Records contained in a dataset
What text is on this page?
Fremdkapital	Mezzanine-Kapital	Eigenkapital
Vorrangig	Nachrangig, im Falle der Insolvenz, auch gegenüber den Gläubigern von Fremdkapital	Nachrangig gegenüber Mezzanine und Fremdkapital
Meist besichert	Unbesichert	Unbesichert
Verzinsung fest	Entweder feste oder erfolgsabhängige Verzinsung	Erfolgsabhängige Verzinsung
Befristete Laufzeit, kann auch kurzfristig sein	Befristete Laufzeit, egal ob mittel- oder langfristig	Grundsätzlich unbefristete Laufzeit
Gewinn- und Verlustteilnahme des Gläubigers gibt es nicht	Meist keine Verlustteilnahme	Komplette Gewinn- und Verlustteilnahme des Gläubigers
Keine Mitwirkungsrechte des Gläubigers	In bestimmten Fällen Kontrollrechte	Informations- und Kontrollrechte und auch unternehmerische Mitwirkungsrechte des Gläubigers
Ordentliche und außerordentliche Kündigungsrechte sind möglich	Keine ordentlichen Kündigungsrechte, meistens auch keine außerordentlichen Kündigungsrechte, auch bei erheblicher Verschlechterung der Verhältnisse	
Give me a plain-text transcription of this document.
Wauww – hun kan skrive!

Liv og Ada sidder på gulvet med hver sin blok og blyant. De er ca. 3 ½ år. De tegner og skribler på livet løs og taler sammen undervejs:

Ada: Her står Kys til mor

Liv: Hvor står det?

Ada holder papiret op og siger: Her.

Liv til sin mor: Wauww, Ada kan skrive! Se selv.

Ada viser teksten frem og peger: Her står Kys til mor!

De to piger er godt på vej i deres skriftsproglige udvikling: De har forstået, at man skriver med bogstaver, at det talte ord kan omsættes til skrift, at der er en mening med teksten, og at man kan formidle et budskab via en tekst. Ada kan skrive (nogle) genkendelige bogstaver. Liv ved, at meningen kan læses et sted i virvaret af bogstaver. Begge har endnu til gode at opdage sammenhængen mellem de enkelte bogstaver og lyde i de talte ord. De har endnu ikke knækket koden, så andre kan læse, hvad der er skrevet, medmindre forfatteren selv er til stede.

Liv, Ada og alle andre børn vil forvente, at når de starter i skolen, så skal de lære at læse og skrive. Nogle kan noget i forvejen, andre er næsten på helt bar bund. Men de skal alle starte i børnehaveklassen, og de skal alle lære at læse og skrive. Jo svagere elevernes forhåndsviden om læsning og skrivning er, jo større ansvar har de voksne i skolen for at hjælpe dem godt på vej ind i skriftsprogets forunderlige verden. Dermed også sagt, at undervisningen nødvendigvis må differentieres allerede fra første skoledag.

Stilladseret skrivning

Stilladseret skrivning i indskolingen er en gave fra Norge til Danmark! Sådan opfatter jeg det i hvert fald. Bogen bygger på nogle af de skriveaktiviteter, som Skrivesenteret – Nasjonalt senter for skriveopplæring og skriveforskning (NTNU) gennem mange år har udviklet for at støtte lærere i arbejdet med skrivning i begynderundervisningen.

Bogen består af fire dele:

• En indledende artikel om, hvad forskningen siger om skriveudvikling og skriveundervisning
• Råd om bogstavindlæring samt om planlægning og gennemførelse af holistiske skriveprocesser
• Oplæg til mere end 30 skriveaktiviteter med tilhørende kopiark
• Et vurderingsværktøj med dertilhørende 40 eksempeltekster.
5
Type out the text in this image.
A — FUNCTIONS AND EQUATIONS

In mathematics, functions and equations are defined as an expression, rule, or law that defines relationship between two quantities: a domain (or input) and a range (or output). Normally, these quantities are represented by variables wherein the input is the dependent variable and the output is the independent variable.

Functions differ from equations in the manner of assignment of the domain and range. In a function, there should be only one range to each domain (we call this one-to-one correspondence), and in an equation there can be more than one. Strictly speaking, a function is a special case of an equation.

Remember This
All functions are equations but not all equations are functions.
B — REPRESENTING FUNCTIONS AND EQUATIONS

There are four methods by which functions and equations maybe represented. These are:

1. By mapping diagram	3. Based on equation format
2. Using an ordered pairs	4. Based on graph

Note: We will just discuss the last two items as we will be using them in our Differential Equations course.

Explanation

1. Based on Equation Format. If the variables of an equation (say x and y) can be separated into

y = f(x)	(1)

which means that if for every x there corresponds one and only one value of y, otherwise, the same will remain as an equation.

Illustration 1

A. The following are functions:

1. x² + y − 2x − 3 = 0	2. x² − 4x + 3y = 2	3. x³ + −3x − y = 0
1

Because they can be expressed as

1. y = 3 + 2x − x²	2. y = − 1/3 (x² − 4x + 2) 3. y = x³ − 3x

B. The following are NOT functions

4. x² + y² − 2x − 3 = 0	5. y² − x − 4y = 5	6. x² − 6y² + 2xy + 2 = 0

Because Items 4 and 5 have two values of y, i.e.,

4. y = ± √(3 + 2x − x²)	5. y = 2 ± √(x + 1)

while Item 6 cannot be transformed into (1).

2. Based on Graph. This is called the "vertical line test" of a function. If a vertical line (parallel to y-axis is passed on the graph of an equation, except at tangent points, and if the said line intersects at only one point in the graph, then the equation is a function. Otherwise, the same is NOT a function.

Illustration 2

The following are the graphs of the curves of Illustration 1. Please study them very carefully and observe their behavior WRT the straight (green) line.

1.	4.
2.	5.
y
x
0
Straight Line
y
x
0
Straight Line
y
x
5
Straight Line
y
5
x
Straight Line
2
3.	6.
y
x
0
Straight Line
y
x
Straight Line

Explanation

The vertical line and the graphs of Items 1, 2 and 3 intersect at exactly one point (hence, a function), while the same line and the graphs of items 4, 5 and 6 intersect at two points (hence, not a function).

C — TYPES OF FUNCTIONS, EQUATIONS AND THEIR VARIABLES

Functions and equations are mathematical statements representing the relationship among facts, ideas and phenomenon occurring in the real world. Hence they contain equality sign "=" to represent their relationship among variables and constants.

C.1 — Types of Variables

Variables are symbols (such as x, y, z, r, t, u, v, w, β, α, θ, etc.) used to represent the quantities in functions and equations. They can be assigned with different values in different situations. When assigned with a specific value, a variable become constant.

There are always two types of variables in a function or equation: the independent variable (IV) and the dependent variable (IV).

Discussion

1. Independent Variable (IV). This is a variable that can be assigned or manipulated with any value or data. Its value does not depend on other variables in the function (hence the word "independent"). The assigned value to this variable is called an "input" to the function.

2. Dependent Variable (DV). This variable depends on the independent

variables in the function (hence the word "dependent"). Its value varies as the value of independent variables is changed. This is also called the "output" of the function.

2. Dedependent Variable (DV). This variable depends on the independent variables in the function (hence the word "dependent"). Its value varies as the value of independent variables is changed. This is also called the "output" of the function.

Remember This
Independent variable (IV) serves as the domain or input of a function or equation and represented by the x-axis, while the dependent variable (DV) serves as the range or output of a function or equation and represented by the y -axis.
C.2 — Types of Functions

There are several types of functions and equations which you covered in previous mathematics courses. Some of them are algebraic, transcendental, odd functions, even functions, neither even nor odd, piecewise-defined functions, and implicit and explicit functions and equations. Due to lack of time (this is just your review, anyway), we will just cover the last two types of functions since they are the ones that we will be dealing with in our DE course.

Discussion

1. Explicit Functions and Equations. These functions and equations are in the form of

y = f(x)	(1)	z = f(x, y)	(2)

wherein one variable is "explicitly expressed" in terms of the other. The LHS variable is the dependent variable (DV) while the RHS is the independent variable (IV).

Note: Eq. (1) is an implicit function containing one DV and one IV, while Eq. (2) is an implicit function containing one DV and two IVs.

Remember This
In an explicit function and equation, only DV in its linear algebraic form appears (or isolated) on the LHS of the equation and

> **Your task**
Please reproduce every line of the material word for word.

> **Result below**
What text is on this page?
Fremdkapital	Mezzanine-Kapital	Eigenkapital
Vorrangig	Nachrangig, im Falle der Insolvenz, auch gegenüber den Gläubigern von Fremdkapital	Nachrangig gegenüber Mezzanine und Fremdkapital
Meist besichert	Unbesichert	Unbesichert
Verzinsung fest	Entweder feste oder erfolgsabhängige Verzinsung	Erfolgsabhängige Verzinsung
Befristete Laufzeit, kann auch kurzfristig sein	Befristete Laufzeit, egal ob mittel- oder langfristig	Grundsätzlich unbefristete Laufzeit
Gewinn- und Verlustteilnahme des Gläubigers gibt es nicht	Meist keine Verlustteilnahme	Komplette Gewinn- und Verlustteilnahme des Gläubigers
Keine Mitwirkungsrechte des Gläubigers	In bestimmten Fällen Kontrollrechte	Informations- und Kontrollrechte und auch unternehmerische Mitwirkungsrechte des Gläubigers
Ordentliche und außerordentliche Kündigungsrechte sind möglich	Keine ordentlichen Kündigungsrechte, meistens auch keine außerordentlichen Kündigungsrechte, auch bei erheblicher Verschlechterung der Verhältnisse	
Give me a plain-text transcription of this document.
Wauww – hun kan skrive!

Liv og Ada sidder på gulvet med hver sin blok og blyant. De er ca. 3 ½ år. De tegner og skribler på livet løs og taler sammen undervejs:

Ada: Her står Kys til mor

Liv: Hvor står det?

Ada holder papiret op og siger: Her.

Liv til sin mor: Wauww, Ada kan skrive! Se selv.

Ada viser teksten frem og peger: Her står Kys til mor!

De to piger er godt på vej i deres skriftsproglige udvikling: De har forstået, at man skriver med bogstaver, at det talte ord kan omsættes til skrift, at der er en mening med teksten, og at man kan formidle et budskab via en tekst. Ada kan skrive (nogle) genkendelige bogstaver. Liv ved, at meningen kan læses et sted i virvaret af bogstaver. Begge har endnu til gode at opdage sammenhængen mellem de enkelte bogstaver og lyde i de talte ord. De har endnu ikke knækket koden, så andre kan læse, hvad der er skrevet, medmindre forfatteren selv er til stede.

Liv, Ada og alle andre børn vil forvente, at når de starter i skolen, så skal de lære at læse og skrive. Nogle kan noget i forvejen, andre er næsten på helt bar bund. Men de skal alle starte i børnehaveklassen, og de skal alle lære at læse og skrive. Jo svagere elevernes forhåndsviden om læsning og skrivning er, jo større ansvar har de voksne i skolen for at hjælpe dem godt på vej ind i skriftsprogets forunderlige verden. Dermed også sagt, at undervisningen nødvendigvis må differentieres allerede fra første skoledag.

Stilladseret skrivning

Stilladseret skrivning i indskolingen er en gave fra Norge til Danmark! Sådan opfatter jeg det i hvert fald. Bogen bygger på nogle af de skriveaktiviteter, som Skrivesenteret – Nasjonalt senter for skriveopplæring og skriveforskning (NTNU) gennem mange år har udviklet for at støtte lærere i arbejdet med skrivning i begynderundervisningen.

Bogen består af fire dele:

• En indledende artikel om, hvad forskningen siger om skriveudvikling og skriveundervisning
• Råd om bogstavindlæring samt om planlægning og gennemførelse af holistiske skriveprocesser
• Oplæg til mere end 30 skriveaktiviteter med tilhørende kopiark
• Et vurderingsværktøj med dertilhørende 40 eksempeltekster.
5
Type out the text in this image.
A — FUNCTIONS AND EQUATIONS

In mathematics, functions and equations are defined as an expression, rule, or law that defines relationship between two quantities: a domain (or input) and a range (or output). Normally, these quantities are represented by variables wherein the input is the dependent variable and the output is the independent variable.

Functions differ from equations in the manner of assignment of the domain and range. In a function, there should be only one range to each domain (we call this one-to-one correspondence), and in an equation there can be more than one. Strictly speaking, a function is a special case of an equation.

Remember This
All functions are equations but not all equations are functions.
B — REPRESENTING FUNCTIONS AND EQUATIONS

There are four methods by which functions and equations maybe represented. These are:

1. By mapping diagram	3. Based on equation format
2. Using an ordered pairs	4. Based on graph

Note: We will just discuss the last two items as we will be using them in our Differential Equations course.

Explanation

1. Based on Equation Format. If the variables of an equation (say x and y) can be separated into

y = f(x)	(1)

which means that if for every x there corresponds one and only one value of y, otherwise, the same will remain as an equation.

Illustration 1

A. The following are functions:

1. x² + y − 2x − 3 = 0	2. x² − 4x + 3y = 2	3. x³ + −3x − y = 0
1

Because they can be expressed as

1. y = 3 + 2x − x²	2. y = − 1/3 (x² − 4x + 2) 3. y = x³ − 3x

B. The following are NOT functions

4. x² + y² − 2x − 3 = 0	5. y² − x − 4y = 5	6. x² − 6y² + 2xy + 2 = 0

Because Items 4 and 5 have two values of y, i.e.,

4. y = ± √(3 + 2x − x²)	5. y = 2 ± √(x + 1)

while Item 6 cannot be transformed into (1).

2. Based on Graph. This is called the "vertical line test" of a function. If a vertical line (parallel to y-axis is passed on the graph of an equation, except at tangent points, and if the said line intersects at only one point in the graph, then the equation is a function. Otherwise, the same is NOT a function.

Illustration 2

The following are the graphs of the curves of Illustration 1. Please study them very carefully and observe their behavior WRT the straight (green) line.

1.	4.
2.	5.
y
x
0
Straight Line
y
x
0
Straight Line
y
x
5
Straight Line
y
5
x
Straight Line
2
3.	6.
y
x
0
Straight Line
y
x
Straight Line

Explanation

The vertical line and the graphs of Items 1, 2 and 3 intersect at exactly one point (hence, a function), while the same line and the graphs of items 4, 5 and 6 intersect at two points (hence, not a function).

C — TYPES OF FUNCTIONS, EQUATIONS AND THEIR VARIABLES

Functions and equations are mathematical statements representing the relationship among facts, ideas and phenomenon occurring in the real world. Hence they contain equality sign "=" to represent their relationship among variables and constants.

C.1 — Types of Variables

Variables are symbols (such as x, y, z, r, t, u, v, w, β, α, θ, etc.) used to represent the quantities in functions and equations. They can be assigned with different values in different situations. When assigned with a specific value, a variable become constant.

There are always two types of variables in a function or equation: the independent variable (IV) and the dependent variable (IV).

Discussion

1. Independent Variable (IV). This is a variable that can be assigned or manipulated with any value or data. Its value does not depend on other variables in the function (hence the word "independent"). The assigned value to this variable is called an "input" to the function.

2. Dependent Variable (DV). This variable depends on the independent

variables in the function (hence the word "dependent"). Its value varies as the value of independent variables is changed. This is also called the "output" of the function.

2. Dedependent Variable (DV). This variable depends on the independent variables in the function (hence the word "dependent"). Its value varies as the value of independent variables is changed. This is also called the "output" of the function.

Remember This
Independent variable (IV) serves as the domain or input of a function or equation and represented by the x-axis, while the dependent variable (DV) serves as the range or output of a function or equation and represented by the y -axis.
C.2 — Types of Functions

There are several types of functions and equations which you covered in previous mathematics courses. Some of them are algebraic, transcendental, odd functions, even functions, neither even nor odd, piecewise-defined functions, and implicit and explicit functions and equations. Due to lack of time (this is just your review, anyway), we will just cover the last two types of functions since they are the ones that we will be dealing with in our DE course.

Discussion

1. Explicit Functions and Equations. These functions and equations are in the form of

y = f(x)	(1)	z = f(x, y)	(2)

wherein one variable is "explicitly expressed" in terms of the other. The LHS variable is the dependent variable (DV) while the RHS is the independent variable (IV).

Note: Eq. (1) is an implicit function containing one DV and one IV, while Eq. (2) is an implicit function containing one DV and two IVs.

Remember This
In an explicit function and equation, only DV in its linear algebraic form appears (or isolated) on the LHS of the equation and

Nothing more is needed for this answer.